» RAW RECORDS:
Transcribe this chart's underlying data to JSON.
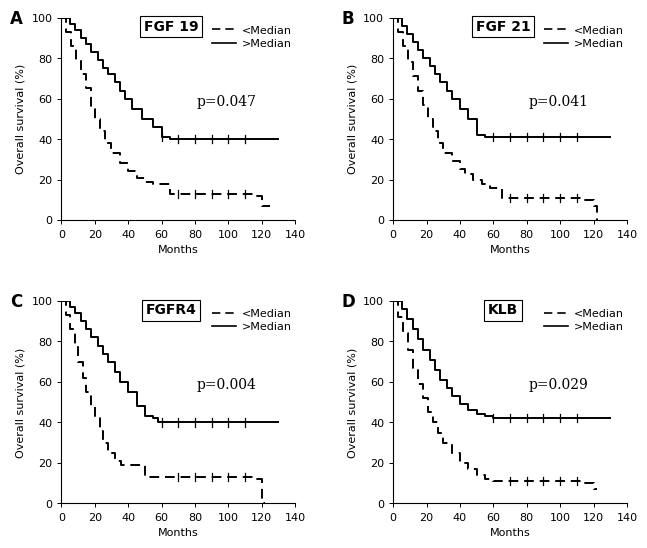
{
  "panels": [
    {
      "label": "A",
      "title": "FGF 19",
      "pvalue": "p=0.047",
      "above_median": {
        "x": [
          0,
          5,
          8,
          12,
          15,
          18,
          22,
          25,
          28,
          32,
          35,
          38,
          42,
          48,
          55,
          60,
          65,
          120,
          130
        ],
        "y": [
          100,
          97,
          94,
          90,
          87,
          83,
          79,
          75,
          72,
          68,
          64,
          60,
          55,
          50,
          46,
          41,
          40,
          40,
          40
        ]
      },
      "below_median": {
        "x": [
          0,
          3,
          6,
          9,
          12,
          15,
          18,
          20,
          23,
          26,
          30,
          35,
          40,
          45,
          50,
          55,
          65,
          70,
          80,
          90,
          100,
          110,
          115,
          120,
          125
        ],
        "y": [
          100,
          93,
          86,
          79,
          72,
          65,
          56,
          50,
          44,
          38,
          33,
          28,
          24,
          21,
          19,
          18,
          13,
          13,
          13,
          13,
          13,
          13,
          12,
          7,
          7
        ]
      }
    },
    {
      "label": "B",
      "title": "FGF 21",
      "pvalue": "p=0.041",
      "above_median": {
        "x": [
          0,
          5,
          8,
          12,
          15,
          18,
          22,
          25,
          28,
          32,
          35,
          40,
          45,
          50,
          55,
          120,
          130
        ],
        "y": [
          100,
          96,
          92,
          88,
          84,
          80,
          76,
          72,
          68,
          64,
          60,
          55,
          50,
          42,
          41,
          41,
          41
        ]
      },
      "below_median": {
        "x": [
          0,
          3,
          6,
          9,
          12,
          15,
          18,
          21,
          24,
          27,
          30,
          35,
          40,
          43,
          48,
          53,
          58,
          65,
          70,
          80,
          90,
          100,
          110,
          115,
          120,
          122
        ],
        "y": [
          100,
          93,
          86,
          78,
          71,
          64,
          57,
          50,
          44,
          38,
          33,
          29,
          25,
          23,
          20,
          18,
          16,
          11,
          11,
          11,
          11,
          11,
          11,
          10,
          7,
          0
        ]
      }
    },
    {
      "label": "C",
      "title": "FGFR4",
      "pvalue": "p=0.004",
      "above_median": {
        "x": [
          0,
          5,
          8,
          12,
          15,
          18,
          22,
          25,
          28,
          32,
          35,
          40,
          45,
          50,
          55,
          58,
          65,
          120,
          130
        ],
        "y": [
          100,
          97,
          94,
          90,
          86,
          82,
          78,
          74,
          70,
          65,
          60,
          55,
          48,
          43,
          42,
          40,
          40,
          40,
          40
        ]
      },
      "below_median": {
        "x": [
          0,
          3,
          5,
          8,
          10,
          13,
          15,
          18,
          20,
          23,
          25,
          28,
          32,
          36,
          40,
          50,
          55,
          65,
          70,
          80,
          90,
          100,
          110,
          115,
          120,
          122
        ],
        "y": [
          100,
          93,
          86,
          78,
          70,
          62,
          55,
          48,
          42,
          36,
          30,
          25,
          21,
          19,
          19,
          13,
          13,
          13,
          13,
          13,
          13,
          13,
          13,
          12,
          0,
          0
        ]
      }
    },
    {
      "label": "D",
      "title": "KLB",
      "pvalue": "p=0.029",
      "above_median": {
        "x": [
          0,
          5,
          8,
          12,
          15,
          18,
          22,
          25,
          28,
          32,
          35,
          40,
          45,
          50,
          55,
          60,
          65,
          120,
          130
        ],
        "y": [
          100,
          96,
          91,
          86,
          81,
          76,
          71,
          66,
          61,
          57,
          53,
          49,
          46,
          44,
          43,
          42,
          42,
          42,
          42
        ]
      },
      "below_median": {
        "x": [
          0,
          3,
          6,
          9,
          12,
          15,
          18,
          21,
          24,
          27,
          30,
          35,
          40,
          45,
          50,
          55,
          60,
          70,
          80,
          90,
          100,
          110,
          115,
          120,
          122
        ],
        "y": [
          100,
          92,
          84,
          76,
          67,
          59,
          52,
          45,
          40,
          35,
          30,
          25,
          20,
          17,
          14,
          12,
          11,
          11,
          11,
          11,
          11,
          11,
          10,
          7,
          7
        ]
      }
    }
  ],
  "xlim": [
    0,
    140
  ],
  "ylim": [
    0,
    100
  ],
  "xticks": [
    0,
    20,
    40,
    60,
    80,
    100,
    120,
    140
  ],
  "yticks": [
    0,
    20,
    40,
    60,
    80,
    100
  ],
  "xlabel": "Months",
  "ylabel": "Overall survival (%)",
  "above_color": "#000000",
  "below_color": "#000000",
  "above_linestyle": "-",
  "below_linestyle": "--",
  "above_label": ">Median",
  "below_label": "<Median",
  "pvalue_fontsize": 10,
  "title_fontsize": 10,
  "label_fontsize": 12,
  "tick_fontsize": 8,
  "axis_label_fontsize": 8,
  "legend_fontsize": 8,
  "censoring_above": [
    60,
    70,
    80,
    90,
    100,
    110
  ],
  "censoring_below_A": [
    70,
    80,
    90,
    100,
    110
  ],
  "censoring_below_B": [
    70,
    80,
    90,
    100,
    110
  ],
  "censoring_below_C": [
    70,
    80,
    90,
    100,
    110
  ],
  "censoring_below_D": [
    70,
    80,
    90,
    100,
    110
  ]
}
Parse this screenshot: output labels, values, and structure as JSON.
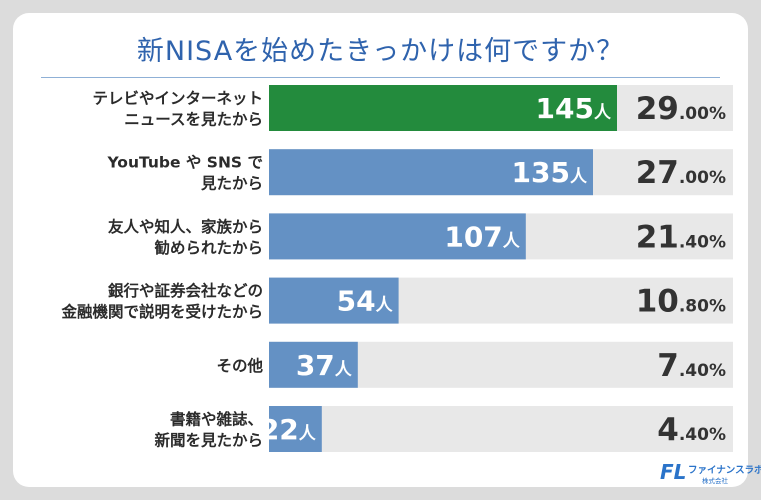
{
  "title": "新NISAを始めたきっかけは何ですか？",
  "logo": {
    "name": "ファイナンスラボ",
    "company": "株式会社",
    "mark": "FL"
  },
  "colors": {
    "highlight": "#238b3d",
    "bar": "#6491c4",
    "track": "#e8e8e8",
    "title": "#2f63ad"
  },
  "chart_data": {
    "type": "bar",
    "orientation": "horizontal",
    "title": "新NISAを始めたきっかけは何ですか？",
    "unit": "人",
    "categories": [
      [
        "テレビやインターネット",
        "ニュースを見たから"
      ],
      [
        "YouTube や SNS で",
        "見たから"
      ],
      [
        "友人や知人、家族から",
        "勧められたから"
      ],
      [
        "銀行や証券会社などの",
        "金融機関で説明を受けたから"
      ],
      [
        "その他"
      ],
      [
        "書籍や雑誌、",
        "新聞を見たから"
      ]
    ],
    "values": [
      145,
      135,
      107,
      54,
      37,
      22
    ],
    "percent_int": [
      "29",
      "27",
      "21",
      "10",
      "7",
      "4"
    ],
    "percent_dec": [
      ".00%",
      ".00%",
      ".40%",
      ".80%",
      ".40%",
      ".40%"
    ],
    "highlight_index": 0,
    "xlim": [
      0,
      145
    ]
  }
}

» EXERCISE REQUIREMENTS: Your job is to transcribe the entries above exactly; skip the pictures.

» EXERCISE RESPONSE:
Transcribe this chart's underlying data to JSON.
{
  "panels": [
    {
      "label": "A",
      "title": "FGF 19",
      "pvalue": "p=0.047",
      "above_median": {
        "x": [
          0,
          5,
          8,
          12,
          15,
          18,
          22,
          25,
          28,
          32,
          35,
          38,
          42,
          48,
          55,
          60,
          65,
          120,
          130
        ],
        "y": [
          100,
          97,
          94,
          90,
          87,
          83,
          79,
          75,
          72,
          68,
          64,
          60,
          55,
          50,
          46,
          41,
          40,
          40,
          40
        ]
      },
      "below_median": {
        "x": [
          0,
          3,
          6,
          9,
          12,
          15,
          18,
          20,
          23,
          26,
          30,
          35,
          40,
          45,
          50,
          55,
          65,
          70,
          80,
          90,
          100,
          110,
          115,
          120,
          125
        ],
        "y": [
          100,
          93,
          86,
          79,
          72,
          65,
          56,
          50,
          44,
          38,
          33,
          28,
          24,
          21,
          19,
          18,
          13,
          13,
          13,
          13,
          13,
          13,
          12,
          7,
          7
        ]
      }
    },
    {
      "label": "B",
      "title": "FGF 21",
      "pvalue": "p=0.041",
      "above_median": {
        "x": [
          0,
          5,
          8,
          12,
          15,
          18,
          22,
          25,
          28,
          32,
          35,
          40,
          45,
          50,
          55,
          120,
          130
        ],
        "y": [
          100,
          96,
          92,
          88,
          84,
          80,
          76,
          72,
          68,
          64,
          60,
          55,
          50,
          42,
          41,
          41,
          41
        ]
      },
      "below_median": {
        "x": [
          0,
          3,
          6,
          9,
          12,
          15,
          18,
          21,
          24,
          27,
          30,
          35,
          40,
          43,
          48,
          53,
          58,
          65,
          70,
          80,
          90,
          100,
          110,
          115,
          120,
          122
        ],
        "y": [
          100,
          93,
          86,
          78,
          71,
          64,
          57,
          50,
          44,
          38,
          33,
          29,
          25,
          23,
          20,
          18,
          16,
          11,
          11,
          11,
          11,
          11,
          11,
          10,
          7,
          0
        ]
      }
    },
    {
      "label": "C",
      "title": "FGFR4",
      "pvalue": "p=0.004",
      "above_median": {
        "x": [
          0,
          5,
          8,
          12,
          15,
          18,
          22,
          25,
          28,
          32,
          35,
          40,
          45,
          50,
          55,
          58,
          65,
          120,
          130
        ],
        "y": [
          100,
          97,
          94,
          90,
          86,
          82,
          78,
          74,
          70,
          65,
          60,
          55,
          48,
          43,
          42,
          40,
          40,
          40,
          40
        ]
      },
      "below_median": {
        "x": [
          0,
          3,
          5,
          8,
          10,
          13,
          15,
          18,
          20,
          23,
          25,
          28,
          32,
          36,
          40,
          50,
          55,
          65,
          70,
          80,
          90,
          100,
          110,
          115,
          120,
          122
        ],
        "y": [
          100,
          93,
          86,
          78,
          70,
          62,
          55,
          48,
          42,
          36,
          30,
          25,
          21,
          19,
          19,
          13,
          13,
          13,
          13,
          13,
          13,
          13,
          13,
          12,
          0,
          0
        ]
      }
    },
    {
      "label": "D",
      "title": "KLB",
      "pvalue": "p=0.029",
      "above_median": {
        "x": [
          0,
          5,
          8,
          12,
          15,
          18,
          22,
          25,
          28,
          32,
          35,
          40,
          45,
          50,
          55,
          60,
          65,
          120,
          130
        ],
        "y": [
          100,
          96,
          91,
          86,
          81,
          76,
          71,
          66,
          61,
          57,
          53,
          49,
          46,
          44,
          43,
          42,
          42,
          42,
          42
        ]
      },
      "below_median": {
        "x": [
          0,
          3,
          6,
          9,
          12,
          15,
          18,
          21,
          24,
          27,
          30,
          35,
          40,
          45,
          50,
          55,
          60,
          70,
          80,
          90,
          100,
          110,
          115,
          120,
          122
        ],
        "y": [
          100,
          92,
          84,
          76,
          67,
          59,
          52,
          45,
          40,
          35,
          30,
          25,
          20,
          17,
          14,
          12,
          11,
          11,
          11,
          11,
          11,
          11,
          10,
          7,
          7
        ]
      }
    }
  ],
  "xlim": [
    0,
    140
  ],
  "ylim": [
    0,
    100
  ],
  "xticks": [
    0,
    20,
    40,
    60,
    80,
    100,
    120,
    140
  ],
  "yticks": [
    0,
    20,
    40,
    60,
    80,
    100
  ],
  "xlabel": "Months",
  "ylabel": "Overall survival (%)",
  "above_color": "#000000",
  "below_color": "#000000",
  "above_linestyle": "-",
  "below_linestyle": "--",
  "above_label": ">Median",
  "below_label": "<Median",
  "pvalue_fontsize": 10,
  "title_fontsize": 10,
  "label_fontsize": 12,
  "tick_fontsize": 8,
  "axis_label_fontsize": 8,
  "legend_fontsize": 8,
  "censoring_above": [
    60,
    70,
    80,
    90,
    100,
    110
  ],
  "censoring_below_A": [
    70,
    80,
    90,
    100,
    110
  ],
  "censoring_below_B": [
    70,
    80,
    90,
    100,
    110
  ],
  "censoring_below_C": [
    70,
    80,
    90,
    100,
    110
  ],
  "censoring_below_D": [
    70,
    80,
    90,
    100,
    110
  ]
}
Parse this screenshot: output labels, values, and structure as JSON.
{
  "title": "新NISAを始めたきっかけは何ですか？",
  "logo": {
    "name": "ファイナンスラボ",
    "company": "株式会社",
    "mark": "FL"
  },
  "colors": {
    "highlight": "#238b3d",
    "bar": "#6491c4",
    "track": "#e8e8e8",
    "title": "#2f63ad"
  },
  "chart_data": {
    "type": "bar",
    "orientation": "horizontal",
    "title": "新NISAを始めたきっかけは何ですか？",
    "unit": "人",
    "categories": [
      [
        "テレビやインターネット",
        "ニュースを見たから"
      ],
      [
        "YouTube や SNS で",
        "見たから"
      ],
      [
        "友人や知人、家族から",
        "勧められたから"
      ],
      [
        "銀行や証券会社などの",
        "金融機関で説明を受けたから"
      ],
      [
        "その他"
      ],
      [
        "書籍や雑誌、",
        "新聞を見たから"
      ]
    ],
    "values": [
      145,
      135,
      107,
      54,
      37,
      22
    ],
    "percent_int": [
      "29",
      "27",
      "21",
      "10",
      "7",
      "4"
    ],
    "percent_dec": [
      ".00%",
      ".00%",
      ".40%",
      ".80%",
      ".40%",
      ".40%"
    ],
    "highlight_index": 0,
    "xlim": [
      0,
      145
    ]
  }
}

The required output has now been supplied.